■ Supplied records ■
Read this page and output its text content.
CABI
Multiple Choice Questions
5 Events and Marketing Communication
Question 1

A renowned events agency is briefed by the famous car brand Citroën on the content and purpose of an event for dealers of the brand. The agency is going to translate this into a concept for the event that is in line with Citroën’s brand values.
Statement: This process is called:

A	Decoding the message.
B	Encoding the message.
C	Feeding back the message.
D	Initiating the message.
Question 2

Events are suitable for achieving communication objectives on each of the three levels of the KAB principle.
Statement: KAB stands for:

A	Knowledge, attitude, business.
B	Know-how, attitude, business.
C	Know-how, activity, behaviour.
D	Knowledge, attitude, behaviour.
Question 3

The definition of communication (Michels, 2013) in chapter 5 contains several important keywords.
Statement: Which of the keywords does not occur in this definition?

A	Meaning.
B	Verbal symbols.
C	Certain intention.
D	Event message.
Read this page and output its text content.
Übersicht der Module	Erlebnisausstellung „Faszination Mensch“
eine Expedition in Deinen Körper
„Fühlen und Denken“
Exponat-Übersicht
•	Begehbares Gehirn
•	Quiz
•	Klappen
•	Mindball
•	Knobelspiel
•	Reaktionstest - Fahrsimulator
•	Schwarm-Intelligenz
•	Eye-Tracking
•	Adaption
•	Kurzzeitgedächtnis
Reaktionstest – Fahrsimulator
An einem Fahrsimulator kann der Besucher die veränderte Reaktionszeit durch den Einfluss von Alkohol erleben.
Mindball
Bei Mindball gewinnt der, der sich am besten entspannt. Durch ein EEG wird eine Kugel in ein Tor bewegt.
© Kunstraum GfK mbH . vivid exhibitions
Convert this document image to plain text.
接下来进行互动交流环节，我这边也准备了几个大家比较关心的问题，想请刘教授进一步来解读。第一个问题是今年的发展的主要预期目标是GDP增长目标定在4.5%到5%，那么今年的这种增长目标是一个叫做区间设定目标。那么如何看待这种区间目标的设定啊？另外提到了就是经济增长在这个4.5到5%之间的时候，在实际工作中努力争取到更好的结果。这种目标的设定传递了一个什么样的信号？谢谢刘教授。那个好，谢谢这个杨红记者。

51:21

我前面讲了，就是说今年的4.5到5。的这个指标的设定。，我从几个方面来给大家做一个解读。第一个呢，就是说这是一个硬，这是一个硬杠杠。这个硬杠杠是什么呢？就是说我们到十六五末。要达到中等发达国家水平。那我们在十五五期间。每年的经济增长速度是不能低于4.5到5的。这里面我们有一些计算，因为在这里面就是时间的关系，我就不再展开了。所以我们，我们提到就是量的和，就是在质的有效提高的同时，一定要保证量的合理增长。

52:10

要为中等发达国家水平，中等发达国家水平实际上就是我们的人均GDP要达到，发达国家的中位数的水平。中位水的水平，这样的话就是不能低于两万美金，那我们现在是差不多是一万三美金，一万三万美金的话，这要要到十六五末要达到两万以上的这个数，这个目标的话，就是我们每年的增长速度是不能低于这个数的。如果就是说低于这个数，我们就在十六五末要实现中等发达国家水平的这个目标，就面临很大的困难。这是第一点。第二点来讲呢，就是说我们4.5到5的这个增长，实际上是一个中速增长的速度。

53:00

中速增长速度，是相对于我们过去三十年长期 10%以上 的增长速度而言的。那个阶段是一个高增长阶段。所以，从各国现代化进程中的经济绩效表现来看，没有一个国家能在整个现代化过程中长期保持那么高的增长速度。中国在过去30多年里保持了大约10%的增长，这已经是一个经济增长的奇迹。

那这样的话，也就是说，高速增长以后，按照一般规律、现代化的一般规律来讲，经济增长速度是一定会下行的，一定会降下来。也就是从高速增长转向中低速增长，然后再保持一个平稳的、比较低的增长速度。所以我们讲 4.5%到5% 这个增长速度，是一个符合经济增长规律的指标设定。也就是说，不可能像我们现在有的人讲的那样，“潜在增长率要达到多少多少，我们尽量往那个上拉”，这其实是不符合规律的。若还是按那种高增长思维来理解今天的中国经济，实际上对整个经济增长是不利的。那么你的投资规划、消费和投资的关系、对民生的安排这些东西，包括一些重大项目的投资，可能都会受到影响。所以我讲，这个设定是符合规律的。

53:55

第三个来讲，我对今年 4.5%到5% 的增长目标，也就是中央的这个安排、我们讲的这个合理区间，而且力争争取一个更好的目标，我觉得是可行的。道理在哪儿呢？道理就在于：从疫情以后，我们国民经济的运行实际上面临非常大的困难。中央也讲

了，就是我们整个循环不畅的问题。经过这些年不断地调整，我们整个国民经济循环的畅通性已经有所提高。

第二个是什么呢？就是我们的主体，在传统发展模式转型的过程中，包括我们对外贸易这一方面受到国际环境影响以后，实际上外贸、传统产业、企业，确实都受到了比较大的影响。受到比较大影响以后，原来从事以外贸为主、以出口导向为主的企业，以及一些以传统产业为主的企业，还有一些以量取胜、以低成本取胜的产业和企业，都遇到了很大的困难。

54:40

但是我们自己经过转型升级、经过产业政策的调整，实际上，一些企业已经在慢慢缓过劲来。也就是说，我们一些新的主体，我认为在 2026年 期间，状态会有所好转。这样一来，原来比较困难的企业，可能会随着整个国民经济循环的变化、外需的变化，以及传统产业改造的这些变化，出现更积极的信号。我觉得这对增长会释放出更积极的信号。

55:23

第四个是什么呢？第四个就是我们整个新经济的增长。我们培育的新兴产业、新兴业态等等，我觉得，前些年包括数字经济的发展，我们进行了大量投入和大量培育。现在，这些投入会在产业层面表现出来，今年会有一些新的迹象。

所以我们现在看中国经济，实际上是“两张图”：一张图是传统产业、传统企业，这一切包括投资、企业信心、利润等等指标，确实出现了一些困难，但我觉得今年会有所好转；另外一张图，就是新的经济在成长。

■ Exercise prompt ■
Identify each line in the records above that contains the word "Übersicht", and copy it out in full.

■ Exercise solution ■
Übersicht der Module	Erlebnisausstellung „Faszination Mensch“
Exponat-Übersicht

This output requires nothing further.